::: Material for the task :::
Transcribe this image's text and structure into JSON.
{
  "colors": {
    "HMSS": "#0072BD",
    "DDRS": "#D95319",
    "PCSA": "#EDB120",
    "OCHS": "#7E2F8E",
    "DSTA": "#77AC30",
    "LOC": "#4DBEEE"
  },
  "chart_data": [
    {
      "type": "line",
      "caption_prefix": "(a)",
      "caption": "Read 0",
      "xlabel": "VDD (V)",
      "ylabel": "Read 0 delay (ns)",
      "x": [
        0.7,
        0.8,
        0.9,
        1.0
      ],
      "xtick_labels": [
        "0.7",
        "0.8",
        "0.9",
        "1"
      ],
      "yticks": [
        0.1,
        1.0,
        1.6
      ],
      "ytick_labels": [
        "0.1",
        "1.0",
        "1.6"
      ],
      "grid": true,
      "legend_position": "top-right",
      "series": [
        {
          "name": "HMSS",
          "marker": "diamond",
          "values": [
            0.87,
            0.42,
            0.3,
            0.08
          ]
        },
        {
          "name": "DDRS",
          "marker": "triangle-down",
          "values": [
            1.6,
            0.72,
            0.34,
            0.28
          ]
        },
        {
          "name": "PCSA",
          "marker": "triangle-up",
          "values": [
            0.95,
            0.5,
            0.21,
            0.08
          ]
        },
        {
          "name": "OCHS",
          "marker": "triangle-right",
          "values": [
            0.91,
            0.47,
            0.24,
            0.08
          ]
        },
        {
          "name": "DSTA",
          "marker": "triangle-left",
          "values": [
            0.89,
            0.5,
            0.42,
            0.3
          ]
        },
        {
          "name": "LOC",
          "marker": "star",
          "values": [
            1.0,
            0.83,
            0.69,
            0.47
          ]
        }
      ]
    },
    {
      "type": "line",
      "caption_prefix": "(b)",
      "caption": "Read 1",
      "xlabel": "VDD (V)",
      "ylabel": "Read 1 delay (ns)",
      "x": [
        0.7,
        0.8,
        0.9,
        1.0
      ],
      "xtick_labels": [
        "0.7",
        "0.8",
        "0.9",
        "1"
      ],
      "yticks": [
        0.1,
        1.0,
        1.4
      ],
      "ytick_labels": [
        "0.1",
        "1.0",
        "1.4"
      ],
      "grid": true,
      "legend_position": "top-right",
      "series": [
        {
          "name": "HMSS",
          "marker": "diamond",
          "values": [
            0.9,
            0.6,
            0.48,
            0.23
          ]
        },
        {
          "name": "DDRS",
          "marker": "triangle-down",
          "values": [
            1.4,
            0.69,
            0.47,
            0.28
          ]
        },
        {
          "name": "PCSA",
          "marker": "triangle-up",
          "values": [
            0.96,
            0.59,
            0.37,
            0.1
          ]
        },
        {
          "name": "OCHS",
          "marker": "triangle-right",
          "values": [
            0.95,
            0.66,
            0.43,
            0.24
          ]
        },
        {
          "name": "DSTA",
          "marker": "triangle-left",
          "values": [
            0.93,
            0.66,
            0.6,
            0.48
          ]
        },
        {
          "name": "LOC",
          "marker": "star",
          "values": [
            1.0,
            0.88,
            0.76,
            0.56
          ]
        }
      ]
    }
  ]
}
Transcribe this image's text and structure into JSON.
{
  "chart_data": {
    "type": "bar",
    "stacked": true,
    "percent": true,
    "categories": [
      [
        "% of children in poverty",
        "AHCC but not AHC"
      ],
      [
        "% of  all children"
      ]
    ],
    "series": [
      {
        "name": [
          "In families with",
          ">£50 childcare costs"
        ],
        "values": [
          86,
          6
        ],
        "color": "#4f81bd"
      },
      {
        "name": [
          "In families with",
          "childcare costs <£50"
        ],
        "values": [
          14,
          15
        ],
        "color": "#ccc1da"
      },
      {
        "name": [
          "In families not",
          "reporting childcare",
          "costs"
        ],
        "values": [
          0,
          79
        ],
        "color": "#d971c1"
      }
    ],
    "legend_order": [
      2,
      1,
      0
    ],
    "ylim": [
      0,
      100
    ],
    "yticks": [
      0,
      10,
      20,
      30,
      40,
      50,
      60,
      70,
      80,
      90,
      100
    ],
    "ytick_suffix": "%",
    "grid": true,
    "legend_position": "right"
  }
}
:::
*Stated task*
Filter the records above for lines containing the word "ylabel", and copy those lines.

*Exercise response*
      "ylabel": "Read 0 delay (ns)",
      "ylabel": "Read 1 delay (ns)",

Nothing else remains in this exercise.